Dataset records
# # # #

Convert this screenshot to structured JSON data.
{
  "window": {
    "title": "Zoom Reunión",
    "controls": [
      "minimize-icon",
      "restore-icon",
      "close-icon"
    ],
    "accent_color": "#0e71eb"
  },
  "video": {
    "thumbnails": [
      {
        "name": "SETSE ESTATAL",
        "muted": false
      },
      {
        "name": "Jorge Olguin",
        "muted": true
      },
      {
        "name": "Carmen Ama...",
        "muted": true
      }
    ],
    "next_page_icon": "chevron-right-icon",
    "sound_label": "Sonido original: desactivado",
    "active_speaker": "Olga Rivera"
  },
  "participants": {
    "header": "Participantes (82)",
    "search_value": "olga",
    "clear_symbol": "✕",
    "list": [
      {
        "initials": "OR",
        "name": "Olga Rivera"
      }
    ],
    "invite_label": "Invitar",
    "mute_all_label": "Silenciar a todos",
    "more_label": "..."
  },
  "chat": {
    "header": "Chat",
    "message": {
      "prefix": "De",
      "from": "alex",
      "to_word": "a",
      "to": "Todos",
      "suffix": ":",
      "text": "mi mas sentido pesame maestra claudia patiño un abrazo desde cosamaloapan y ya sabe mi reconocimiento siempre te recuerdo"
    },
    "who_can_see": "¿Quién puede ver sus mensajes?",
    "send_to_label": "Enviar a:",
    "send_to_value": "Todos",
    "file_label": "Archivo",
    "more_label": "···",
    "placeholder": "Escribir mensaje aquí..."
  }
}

# # # #

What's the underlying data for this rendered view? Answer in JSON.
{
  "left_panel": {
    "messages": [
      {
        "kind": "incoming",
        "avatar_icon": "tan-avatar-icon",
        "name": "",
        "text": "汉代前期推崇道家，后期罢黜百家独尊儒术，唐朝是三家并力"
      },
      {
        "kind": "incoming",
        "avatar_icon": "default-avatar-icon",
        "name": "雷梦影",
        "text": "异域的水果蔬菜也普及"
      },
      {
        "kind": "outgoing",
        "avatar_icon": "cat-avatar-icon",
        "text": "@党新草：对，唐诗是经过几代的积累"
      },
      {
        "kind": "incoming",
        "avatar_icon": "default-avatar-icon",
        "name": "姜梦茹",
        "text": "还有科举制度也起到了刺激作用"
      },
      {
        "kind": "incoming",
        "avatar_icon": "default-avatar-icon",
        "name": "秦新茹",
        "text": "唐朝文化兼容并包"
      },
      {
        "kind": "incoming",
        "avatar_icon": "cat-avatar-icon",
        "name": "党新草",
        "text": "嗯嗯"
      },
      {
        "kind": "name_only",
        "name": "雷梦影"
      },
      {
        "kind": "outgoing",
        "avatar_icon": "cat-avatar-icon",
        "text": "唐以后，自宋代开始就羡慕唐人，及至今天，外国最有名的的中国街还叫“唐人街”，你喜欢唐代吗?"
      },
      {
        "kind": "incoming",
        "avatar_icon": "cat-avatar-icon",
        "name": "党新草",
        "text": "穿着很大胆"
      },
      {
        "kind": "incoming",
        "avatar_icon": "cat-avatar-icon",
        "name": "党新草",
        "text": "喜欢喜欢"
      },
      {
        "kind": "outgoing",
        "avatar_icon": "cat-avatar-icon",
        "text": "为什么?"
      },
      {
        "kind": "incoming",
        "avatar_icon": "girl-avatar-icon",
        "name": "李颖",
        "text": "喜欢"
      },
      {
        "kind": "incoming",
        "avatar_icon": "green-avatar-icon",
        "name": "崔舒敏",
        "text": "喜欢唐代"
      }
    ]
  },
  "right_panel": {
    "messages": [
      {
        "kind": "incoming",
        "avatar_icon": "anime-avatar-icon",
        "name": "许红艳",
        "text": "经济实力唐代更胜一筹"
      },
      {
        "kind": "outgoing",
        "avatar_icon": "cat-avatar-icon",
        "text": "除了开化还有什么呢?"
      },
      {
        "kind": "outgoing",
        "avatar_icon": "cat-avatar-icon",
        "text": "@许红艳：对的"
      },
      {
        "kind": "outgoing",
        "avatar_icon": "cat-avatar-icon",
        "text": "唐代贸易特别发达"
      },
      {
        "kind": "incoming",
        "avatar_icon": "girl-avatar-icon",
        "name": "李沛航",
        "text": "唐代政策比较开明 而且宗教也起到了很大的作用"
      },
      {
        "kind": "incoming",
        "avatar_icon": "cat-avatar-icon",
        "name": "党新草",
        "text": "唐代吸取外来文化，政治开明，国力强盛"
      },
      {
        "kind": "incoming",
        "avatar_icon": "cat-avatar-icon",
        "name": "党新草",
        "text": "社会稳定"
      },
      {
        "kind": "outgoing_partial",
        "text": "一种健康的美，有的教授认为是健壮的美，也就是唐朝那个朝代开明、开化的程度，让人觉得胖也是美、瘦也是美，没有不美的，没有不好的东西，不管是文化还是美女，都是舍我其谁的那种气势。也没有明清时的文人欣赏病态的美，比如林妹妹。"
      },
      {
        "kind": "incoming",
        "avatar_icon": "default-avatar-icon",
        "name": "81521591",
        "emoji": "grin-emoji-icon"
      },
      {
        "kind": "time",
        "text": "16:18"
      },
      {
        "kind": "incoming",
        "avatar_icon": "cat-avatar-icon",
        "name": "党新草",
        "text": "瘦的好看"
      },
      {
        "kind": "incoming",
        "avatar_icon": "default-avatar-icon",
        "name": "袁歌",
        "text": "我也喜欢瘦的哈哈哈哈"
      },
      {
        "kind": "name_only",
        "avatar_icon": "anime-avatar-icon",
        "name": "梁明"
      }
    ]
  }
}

# # # #

Exercise aim: List every line above containing the word "Rivera".

Exercise response:
    "active_speaker": "Olga Rivera"
        "name": "Olga Rivera"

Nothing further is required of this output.